● **Instructions to follow**
Look for the word "icon" in each line and report the count of matching lines, with nothing added.

● **Supplied data**
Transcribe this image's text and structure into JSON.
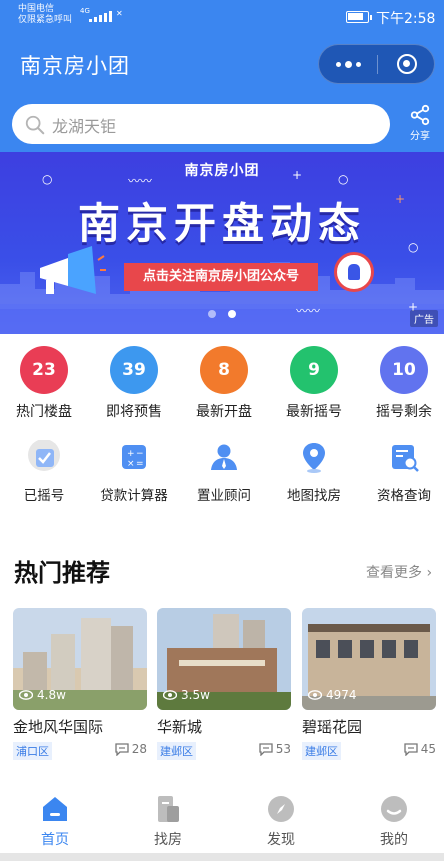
{
  "status_bar": {
    "carrier_line1": "中国电信",
    "carrier_line2": "仅限紧急呼叫",
    "network": "4G",
    "time": "下午2:58"
  },
  "nav": {
    "title": "南京房小团"
  },
  "search": {
    "placeholder": "龙湖天钜"
  },
  "share": {
    "label": "分享"
  },
  "banner": {
    "subtitle": "南京房小团",
    "title": "南京开盘动态",
    "cta": "点击关注南京房小团公众号",
    "ad_label": "广告",
    "dots": 2,
    "active_dot": 1
  },
  "counters": [
    {
      "value": "23",
      "label": "热门楼盘",
      "color": "#e93d55"
    },
    {
      "value": "39",
      "label": "即将预售",
      "color": "#3d98ef"
    },
    {
      "value": "8",
      "label": "最新开盘",
      "color": "#f27a2c"
    },
    {
      "value": "9",
      "label": "最新摇号",
      "color": "#23c26e"
    },
    {
      "value": "10",
      "label": "摇号剩余",
      "color": "#6173ef"
    }
  ],
  "tools": [
    {
      "label": "已摇号",
      "icon": "check-badge-icon"
    },
    {
      "label": "贷款计算器",
      "icon": "calculator-icon"
    },
    {
      "label": "置业顾问",
      "icon": "consultant-icon"
    },
    {
      "label": "地图找房",
      "icon": "map-pin-icon"
    },
    {
      "label": "资格查询",
      "icon": "search-document-icon"
    }
  ],
  "section": {
    "title": "热门推荐",
    "see_more": "查看更多"
  },
  "cards": [
    {
      "name": "金地风华国际",
      "views": "4.8w",
      "district": "浦口区",
      "comments": "28"
    },
    {
      "name": "华新城",
      "views": "3.5w",
      "district": "建邺区",
      "comments": "53"
    },
    {
      "name": "碧瑶花园",
      "views": "4974",
      "district": "建邺区",
      "comments": "45"
    }
  ],
  "tabbar": [
    {
      "label": "首页",
      "icon": "home-icon",
      "active": true
    },
    {
      "label": "找房",
      "icon": "find-house-icon",
      "active": false
    },
    {
      "label": "发现",
      "icon": "compass-icon",
      "active": false
    },
    {
      "label": "我的",
      "icon": "profile-icon",
      "active": false
    }
  ],
  "colors": {
    "primary": "#3b86f0",
    "banner": "#3d3fe0",
    "cta": "#e8474b"
  }
}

● **Completed task**
9